Beginning with the line in which "Serialize everything readable" appears, transcribe each line word for word until the records end. Do not include pictures.
▬▬▬▬▬▬▬▬▬▬
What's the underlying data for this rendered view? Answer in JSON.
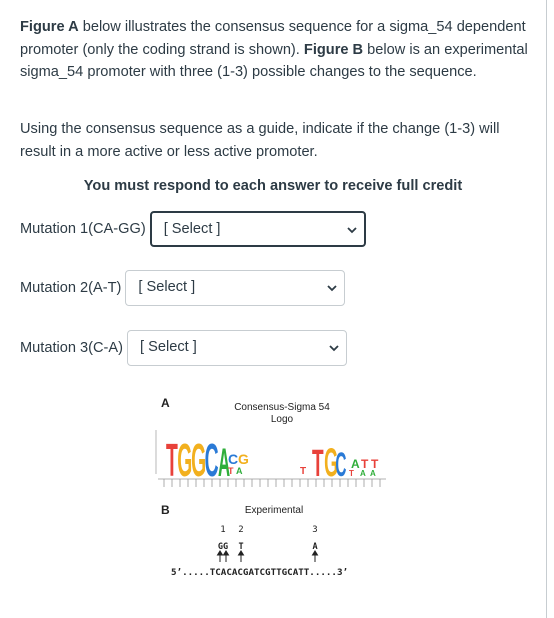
{
  "question": {
    "paragraph1": [
      {
        "text": "Figure A",
        "bold": true
      },
      {
        "text": " below illustrates the consensus sequence for a sigma_54 dependent promoter (only the coding strand is shown). ",
        "bold": false
      },
      {
        "text": "Figure B",
        "bold": true
      },
      {
        "text": " below is an experimental sigma_54 promoter with three (1-3) possible changes to the sequence.",
        "bold": false
      }
    ],
    "paragraph2": "Using the consensus sequence as a guide, indicate if the change (1-3) will result in a more active or less active promoter.",
    "notice": "You must respond to each answer to receive full credit"
  },
  "mutations": [
    {
      "label": "Mutation 1(CA-GG)",
      "selected": "[ Select ]"
    },
    {
      "label": "Mutation 2(A-T)",
      "selected": "[ Select ]"
    },
    {
      "label": "Mutation 3(C-A)",
      "selected": "[ Select ]"
    }
  ],
  "figure": {
    "panel_a_label": "A",
    "logo_title_line1": "Consensus-Sigma 54",
    "logo_title_line2": "Logo",
    "panel_b_label": "B",
    "experimental_label": "Experimental",
    "mark_1": "1",
    "mark_2": "2",
    "mark_3": "3",
    "change_1": "GG",
    "change_2": "T",
    "change_3": "A",
    "sequence": "5’.....TCACACGATCGTTGCATT.....3’"
  },
  "colors": {
    "text": "#2d3b45",
    "border": "#c7cdd1",
    "logo_T": "#e8413a",
    "logo_G": "#f2b01e",
    "logo_C": "#2a7ad6",
    "logo_A": "#2fae3a"
  }
}
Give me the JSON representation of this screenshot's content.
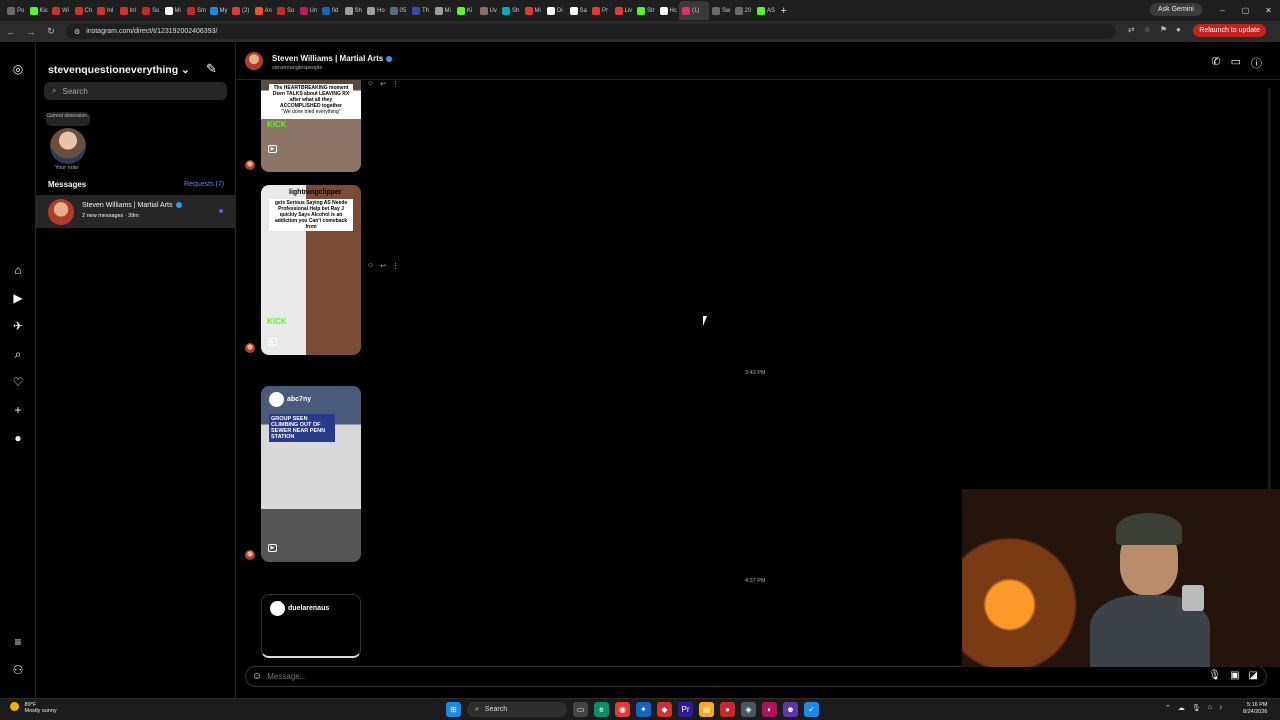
{
  "browser": {
    "tabs": [
      {
        "label": "Po",
        "color": "#6b6b6b"
      },
      {
        "label": "Kic",
        "color": "#53fc18"
      },
      {
        "label": "Wi",
        "color": "#c0392b"
      },
      {
        "label": "Ch",
        "color": "#d93025"
      },
      {
        "label": "Inl",
        "color": "#d93025"
      },
      {
        "label": "Inl",
        "color": "#d93025"
      },
      {
        "label": "So",
        "color": "#c62828"
      },
      {
        "label": "Mi",
        "color": "#ffffff"
      },
      {
        "label": "Sm",
        "color": "#c62828"
      },
      {
        "label": "My",
        "color": "#1e88e5"
      },
      {
        "label": "(2)",
        "color": "#e53935"
      },
      {
        "label": "An",
        "color": "#f4511e"
      },
      {
        "label": "So",
        "color": "#c62828"
      },
      {
        "label": "Un",
        "color": "#c2185b"
      },
      {
        "label": "fid",
        "color": "#1565c0"
      },
      {
        "label": "Sh",
        "color": "#9e9e9e"
      },
      {
        "label": "Ho",
        "color": "#9e9e9e"
      },
      {
        "label": "05",
        "color": "#546e7a"
      },
      {
        "label": "Th",
        "color": "#3949ab"
      },
      {
        "label": "Mi",
        "color": "#9e9e9e"
      },
      {
        "label": "Ki",
        "color": "#53fc18"
      },
      {
        "label": "Uv",
        "color": "#8d6e63"
      },
      {
        "label": "Sh",
        "color": "#00acc1"
      },
      {
        "label": "Mi",
        "color": "#e53935"
      },
      {
        "label": "Di",
        "color": "#ffffff"
      },
      {
        "label": "Sa",
        "color": "#ffffff"
      },
      {
        "label": "Pr",
        "color": "#e53935"
      },
      {
        "label": "Liv",
        "color": "#e53935"
      },
      {
        "label": "Str",
        "color": "#53fc18"
      },
      {
        "label": "Hc",
        "color": "#ffffff"
      },
      {
        "label": "(1)",
        "color": "#e1306c",
        "active": true
      },
      {
        "label": "Sw",
        "color": "#6b6b6b"
      },
      {
        "label": "20",
        "color": "#6b6b6b"
      },
      {
        "label": "AS",
        "color": "#53fc18"
      }
    ],
    "new_tab": "+",
    "ask_gemini": "Ask Gemini",
    "url": "instagram.com/direct/t/123192002406393/",
    "relaunch": "Relaunch to update",
    "win_min": "–",
    "win_max": "▢",
    "win_close": "✕"
  },
  "inbox": {
    "username": "stevenquestioneverything",
    "search_placeholder": "Search",
    "note_bubble": "Current obsession..",
    "note_label": "Your note",
    "messages_heading": "Messages",
    "requests": "Requests (7)",
    "conversation": {
      "name": "Steven Williams | Martial Arts",
      "subtitle": "2 new messages · 39m"
    }
  },
  "chat": {
    "name": "Steven Williams | Martial Arts",
    "handle": "steventanglespeople",
    "reel1_caption": "The HEARTBREAKING moment Deen TALKS about LEAVING RX after what all they ACCOMPLISHED together",
    "reel1_sub": "\"We done tried everything\"",
    "reel2_channel": "lightningclipper",
    "reel2_caption": "gets Serious Saying AS Needs Professional Help bet Ray J quickly Says Alcohol is an addiction you Can't comeback from",
    "kick_label": "KICK",
    "reel3_channel": "abc7ny",
    "reel3_caption": "GROUP SEEN CLIMBING OUT OF SEWER NEAR PENN STATION",
    "reel4_channel": "duelarenaus",
    "timestamp1": "3:43 PM",
    "timestamp2": "4:37 PM",
    "composer_placeholder": "Message..."
  },
  "taskbar": {
    "temp": "89°F",
    "weather": "Mostly sunny",
    "search": "Search",
    "time": "5:16 PM",
    "date": "8/24/2026"
  }
}
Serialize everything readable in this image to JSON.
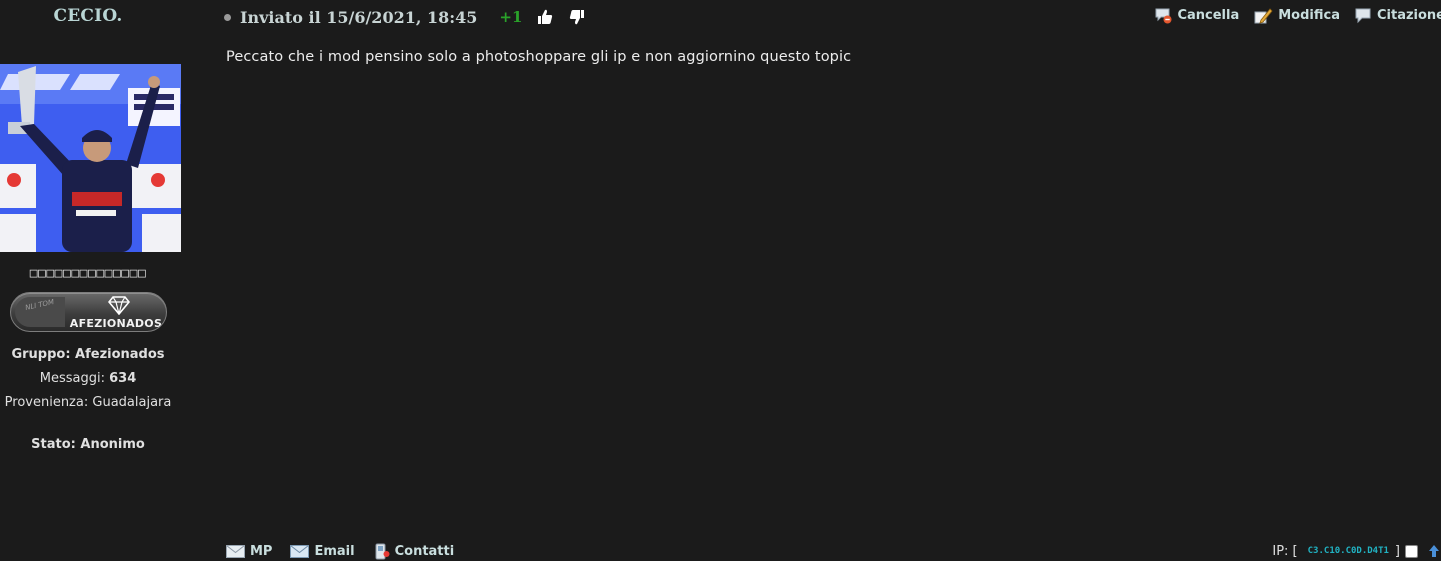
{
  "user": {
    "name": "CECIO.",
    "title": "□□□□□□□□□□□□□□",
    "badge": {
      "left_text": "NLI TOM",
      "label": "AFEZIONADOS"
    },
    "group_label": "Gruppo:",
    "group_value": "Afezionados",
    "messages_label": "Messaggi:",
    "messages_value": "634",
    "from_label": "Provenienza:",
    "from_value": "Guadalajara",
    "state_label": "Stato:",
    "state_value": "Anonimo"
  },
  "header": {
    "posted": "Inviato il 15/6/2021, 18:45",
    "reputation": "+1",
    "thumb_up_icon": "thumbs-up-icon",
    "thumb_down_icon": "thumbs-down-icon"
  },
  "actions": {
    "delete": "Cancella",
    "edit": "Modifica",
    "quote": "Citazione"
  },
  "body": {
    "text": "Peccato che i mod pensino solo a photoshoppare gli ip e non aggiornino questo topic"
  },
  "footer": {
    "pm": "MP",
    "email": "Email",
    "contacts": "Contatti",
    "ip_label": "IP: [",
    "ip_value": "C3.C10.C0D.D4T1",
    "ip_close": "]"
  },
  "colors": {
    "background": "#1b1b1b",
    "link": "#c9dede",
    "reputation": "#2aa22a",
    "ip": "#21b3c3",
    "avatar_bg": "#3e5ef0"
  }
}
▬▬▬▬▬▬▬▬▬▬
### [ANSWER TO THIS PROBLEM]
Serialize everything readable in this image to JSON.
{
  "user": {
    "name": "CECIO.",
    "title": "□□□□□□□□□□□□□□",
    "badge": {
      "left_text": "NLI TOM",
      "label": "AFEZIONADOS"
    },
    "group_label": "Gruppo:",
    "group_value": "Afezionados",
    "messages_label": "Messaggi:",
    "messages_value": "634",
    "from_label": "Provenienza:",
    "from_value": "Guadalajara",
    "state_label": "Stato:",
    "state_value": "Anonimo"
  },
  "header": {
    "posted": "Inviato il 15/6/2021, 18:45",
    "reputation": "+1",
    "thumb_up_icon": "thumbs-up-icon",
    "thumb_down_icon": "thumbs-down-icon"
  },
  "actions": {
    "delete": "Cancella",
    "edit": "Modifica",
    "quote": "Citazione"
  },
  "body": {
    "text": "Peccato che i mod pensino solo a photoshoppare gli ip e non aggiornino questo topic"
  },
  "footer": {
    "pm": "MP",
    "email": "Email",
    "contacts": "Contatti",
    "ip_label": "IP: [",
    "ip_value": "C3.C10.C0D.D4T1",
    "ip_close": "]"
  },
  "colors": {
    "background": "#1b1b1b",
    "link": "#c9dede",
    "reputation": "#2aa22a",
    "ip": "#21b3c3",
    "avatar_bg": "#3e5ef0"
  }
}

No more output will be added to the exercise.